■ Entries shown:

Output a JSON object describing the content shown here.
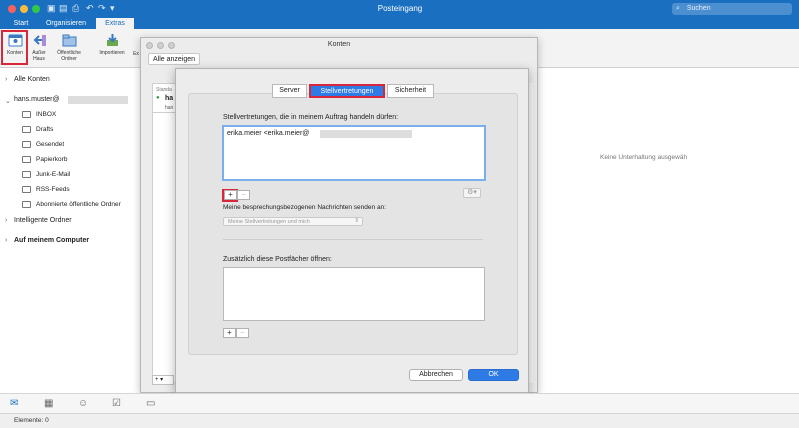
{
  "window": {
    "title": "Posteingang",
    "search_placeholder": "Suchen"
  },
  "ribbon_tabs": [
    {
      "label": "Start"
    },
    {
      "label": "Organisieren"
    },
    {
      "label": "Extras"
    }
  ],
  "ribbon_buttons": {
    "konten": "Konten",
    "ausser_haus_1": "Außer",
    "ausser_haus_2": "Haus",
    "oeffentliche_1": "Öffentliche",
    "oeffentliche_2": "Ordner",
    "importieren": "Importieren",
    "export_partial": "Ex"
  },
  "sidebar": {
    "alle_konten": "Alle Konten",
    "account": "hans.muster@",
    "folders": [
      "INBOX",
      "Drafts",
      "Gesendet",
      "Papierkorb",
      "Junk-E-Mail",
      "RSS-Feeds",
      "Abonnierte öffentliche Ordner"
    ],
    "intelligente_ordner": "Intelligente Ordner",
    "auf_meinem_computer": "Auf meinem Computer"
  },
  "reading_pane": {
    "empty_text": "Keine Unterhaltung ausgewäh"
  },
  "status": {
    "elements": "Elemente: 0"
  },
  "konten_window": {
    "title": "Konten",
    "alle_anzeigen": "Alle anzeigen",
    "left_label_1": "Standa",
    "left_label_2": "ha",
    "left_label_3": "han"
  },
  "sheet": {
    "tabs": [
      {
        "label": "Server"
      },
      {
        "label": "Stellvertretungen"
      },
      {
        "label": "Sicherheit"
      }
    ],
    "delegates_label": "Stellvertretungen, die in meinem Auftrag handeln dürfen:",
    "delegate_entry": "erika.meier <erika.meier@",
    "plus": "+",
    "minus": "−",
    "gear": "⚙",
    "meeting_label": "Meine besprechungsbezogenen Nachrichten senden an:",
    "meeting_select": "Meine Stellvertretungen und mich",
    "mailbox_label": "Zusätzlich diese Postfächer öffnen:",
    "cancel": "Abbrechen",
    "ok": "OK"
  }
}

...

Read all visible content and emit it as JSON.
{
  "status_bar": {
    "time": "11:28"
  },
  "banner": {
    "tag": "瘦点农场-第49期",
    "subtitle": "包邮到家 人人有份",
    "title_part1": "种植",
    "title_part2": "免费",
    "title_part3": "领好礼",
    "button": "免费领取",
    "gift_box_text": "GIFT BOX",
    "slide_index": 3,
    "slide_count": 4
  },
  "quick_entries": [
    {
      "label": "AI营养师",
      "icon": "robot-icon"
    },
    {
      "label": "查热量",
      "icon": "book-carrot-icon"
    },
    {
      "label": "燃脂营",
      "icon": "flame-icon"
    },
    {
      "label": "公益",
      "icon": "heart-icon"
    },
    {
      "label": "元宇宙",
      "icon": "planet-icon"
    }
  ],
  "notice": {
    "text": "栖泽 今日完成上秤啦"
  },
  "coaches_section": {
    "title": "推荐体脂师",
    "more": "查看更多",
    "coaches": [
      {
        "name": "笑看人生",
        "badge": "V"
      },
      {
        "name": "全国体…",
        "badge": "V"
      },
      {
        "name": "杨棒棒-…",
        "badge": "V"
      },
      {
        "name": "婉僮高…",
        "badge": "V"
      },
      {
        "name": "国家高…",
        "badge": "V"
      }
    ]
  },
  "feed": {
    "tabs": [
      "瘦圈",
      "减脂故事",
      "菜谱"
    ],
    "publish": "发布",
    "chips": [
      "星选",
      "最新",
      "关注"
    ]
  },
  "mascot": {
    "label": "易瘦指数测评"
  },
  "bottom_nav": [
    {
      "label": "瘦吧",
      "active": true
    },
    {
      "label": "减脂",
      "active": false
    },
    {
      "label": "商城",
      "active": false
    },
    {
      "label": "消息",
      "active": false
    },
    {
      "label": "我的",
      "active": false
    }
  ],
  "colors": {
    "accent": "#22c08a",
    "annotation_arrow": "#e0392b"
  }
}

■ Directions: Note every line above where the string "Alle" shows up, and copy those lines.

■ Task answer:
    "alle_konten": "Alle Konten",
    "alle_anzeigen": "Alle anzeigen",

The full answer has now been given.